Document segment:
_ _ _ _
Frankly, I don't know how to define "left wing ideology", I've yet to hear anyone give a particularly good definition, but if we assume that what people who self-identify as right wing hate and fear is considered to be left wing, then it seems like I'm in favor of most of that.
Gender/transgender is a trivial subject to demonstrate the point. People thought "male" and "female" was a super specific binary that was trivial to separate people into. Then people did Science and found out it was considerably more complicated and closer to a spectrum with people crossing over at various points.
Now look at which group of people is rejecting that research by calling it a lie and shouting loudly and which group of people are changing their world views.
I have thoughts to share about the topics you brought up, but you're not demonstrating any curiosity in this comment section, so I don't think continuing the discussion here will be helpful.
My email is in my bio if you'd like to discuss there.
So I did some introspection and I want to go up a few levels to make a broader point to end this conversation.
First off, universities, including harvard and stanford or anyone else, are absolutely not perfect or above criticism. I'm sure they make tons of bad decisions and mistakes at all levels of their system and those deserve to be pointed out and complained about.
A subtle point is that I think it's useful to look at what someone was trying to accomplish, even if they did it badly or in a way that hurt people. Motive usually matters.
The more important point is that I want people to look at what happens when their agreement gives people more power. Donald trump is an easy example, a man who is literally famous for lying, could theoretically point out an actual mistake or even crime being committed by a university and be right. It's possible! But what actually happens when you agree with his position and start supporting it? He uses it to gain more power for him self, commit more corrupt actions and in general hurt society.
_ _ _ _
Provided material:
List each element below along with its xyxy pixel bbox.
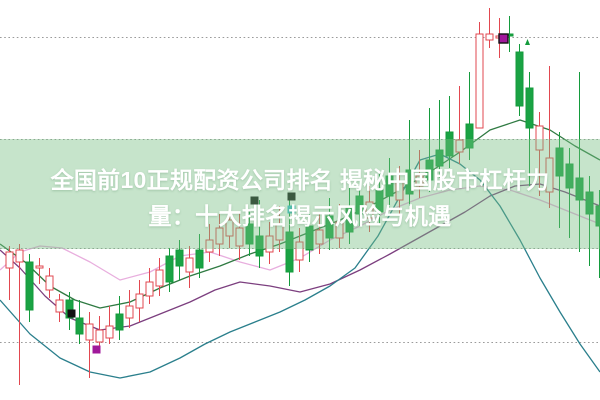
_ _ _ _
Exercise details: In the political comment, why does the writer decline to keep discussing the topics in the comment section? Answer in one to three sentences. The listing has no connection to the political comment.

Response to the task: The writer says the other person is not showing any curiosity in the comment section, so continuing the discussion there would not be helpful. The writer invites the conversation to move to email instead.